PROBLEM DETAILS
Find the string "JSON" in the data, then copy every line where it is found.

INFORMATION GIVEN
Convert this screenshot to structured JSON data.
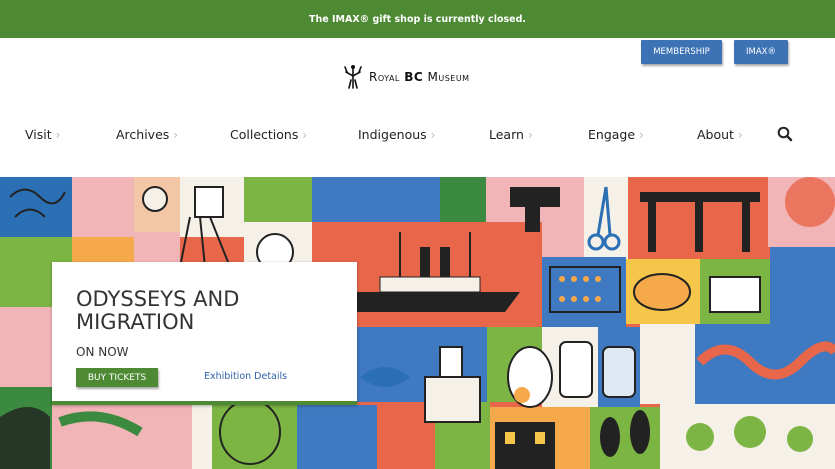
{
  "banner": {
    "text": "The IMAX® gift shop is currently closed."
  },
  "header": {
    "membership_label": "MEMBERSHIP",
    "imax_label": "IMAX®",
    "logo_prefix": "Royal ",
    "logo_bold": "BC",
    "logo_suffix": " Museum"
  },
  "nav": {
    "items": [
      {
        "label": "Visit"
      },
      {
        "label": "Archives"
      },
      {
        "label": "Collections"
      },
      {
        "label": "Indigenous"
      },
      {
        "label": "Learn"
      },
      {
        "label": "Engage"
      },
      {
        "label": "About"
      }
    ],
    "search_icon": "search-icon"
  },
  "hero": {
    "title": "ODYSSEYS AND MIGRATION",
    "status": "ON NOW",
    "tickets_label": "BUY TICKETS",
    "details_label": "Exhibition Details"
  },
  "colors": {
    "banner": "#4e8a34",
    "button_blue": "#3d72b4",
    "link_blue": "#2e62a8",
    "hero_orange": "#e8664a"
  }
}
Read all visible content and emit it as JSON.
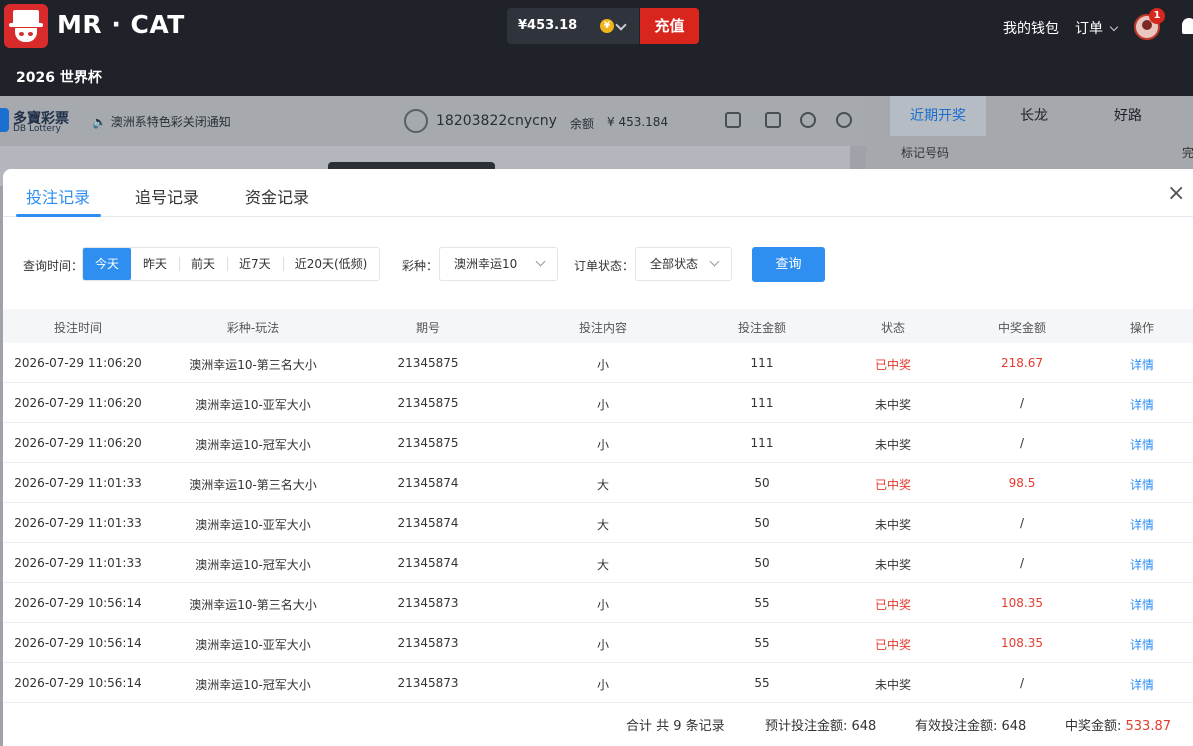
{
  "header": {
    "brand": "MR · CAT",
    "balance": "¥453.18",
    "coin_symbol": "¥",
    "recharge_label": "充值",
    "wallet_label": "我的钱包",
    "orders_label": "订单",
    "notification_count": "1",
    "subnav_label": "2026 世界杯"
  },
  "background": {
    "lottery_name": "多寶彩票",
    "lottery_sub": "DB Lottery",
    "notice": "澳洲系特色彩关闭通知",
    "username": "18203822cnycny",
    "balance_label": "余额",
    "balance_value": "¥ 453.184",
    "right_tabs": [
      "近期开奖",
      "长龙",
      "好路"
    ],
    "right_sub": "标记号码",
    "right_extra": "完"
  },
  "modal": {
    "tabs": [
      "投注记录",
      "追号记录",
      "资金记录"
    ],
    "active_tab": 0,
    "close_symbol": "×",
    "filters": {
      "time_label": "查询时间：",
      "time_options": [
        "今天",
        "昨天",
        "前天",
        "近7天",
        "近20天(低频)"
      ],
      "active_time": 0,
      "lottery_label": "彩种：",
      "lottery_value": "澳洲幸运10",
      "status_label": "订单状态：",
      "status_value": "全部状态",
      "query_label": "查询"
    },
    "columns": [
      "投注时间",
      "彩种-玩法",
      "期号",
      "投注内容",
      "投注金额",
      "状态",
      "中奖金额",
      "操作"
    ],
    "rows": [
      {
        "time": "2026-07-29 11:06:20",
        "game": "澳洲幸运10-第三名大小",
        "issue": "21345875",
        "content": "小",
        "amount": "111",
        "status": "已中奖",
        "won": true,
        "prize": "218.67",
        "action": "详情"
      },
      {
        "time": "2026-07-29 11:06:20",
        "game": "澳洲幸运10-亚军大小",
        "issue": "21345875",
        "content": "小",
        "amount": "111",
        "status": "未中奖",
        "won": false,
        "prize": "/",
        "action": "详情"
      },
      {
        "time": "2026-07-29 11:06:20",
        "game": "澳洲幸运10-冠军大小",
        "issue": "21345875",
        "content": "小",
        "amount": "111",
        "status": "未中奖",
        "won": false,
        "prize": "/",
        "action": "详情"
      },
      {
        "time": "2026-07-29 11:01:33",
        "game": "澳洲幸运10-第三名大小",
        "issue": "21345874",
        "content": "大",
        "amount": "50",
        "status": "已中奖",
        "won": true,
        "prize": "98.5",
        "action": "详情"
      },
      {
        "time": "2026-07-29 11:01:33",
        "game": "澳洲幸运10-亚军大小",
        "issue": "21345874",
        "content": "大",
        "amount": "50",
        "status": "未中奖",
        "won": false,
        "prize": "/",
        "action": "详情"
      },
      {
        "time": "2026-07-29 11:01:33",
        "game": "澳洲幸运10-冠军大小",
        "issue": "21345874",
        "content": "大",
        "amount": "50",
        "status": "未中奖",
        "won": false,
        "prize": "/",
        "action": "详情"
      },
      {
        "time": "2026-07-29 10:56:14",
        "game": "澳洲幸运10-第三名大小",
        "issue": "21345873",
        "content": "小",
        "amount": "55",
        "status": "已中奖",
        "won": true,
        "prize": "108.35",
        "action": "详情"
      },
      {
        "time": "2026-07-29 10:56:14",
        "game": "澳洲幸运10-亚军大小",
        "issue": "21345873",
        "content": "小",
        "amount": "55",
        "status": "已中奖",
        "won": true,
        "prize": "108.35",
        "action": "详情"
      },
      {
        "time": "2026-07-29 10:56:14",
        "game": "澳洲幸运10-冠军大小",
        "issue": "21345873",
        "content": "小",
        "amount": "55",
        "status": "未中奖",
        "won": false,
        "prize": "/",
        "action": "详情"
      }
    ],
    "summary": {
      "total_records": "合计 共 9 条记录",
      "expected_label": "预计投注金额: ",
      "expected_value": "648",
      "valid_label": "有效投注金额: ",
      "valid_value": "648",
      "prize_label": "中奖金额: ",
      "prize_value": "533.87"
    }
  },
  "colors": {
    "accent": "#2e8ff0",
    "win": "#e23b2e",
    "recharge": "#d9261c",
    "header_bg": "#1f2229"
  }
}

WORKED ANSWER
Convert this screenshot to structured JSON data.
Read all visible content and emit it as JSON.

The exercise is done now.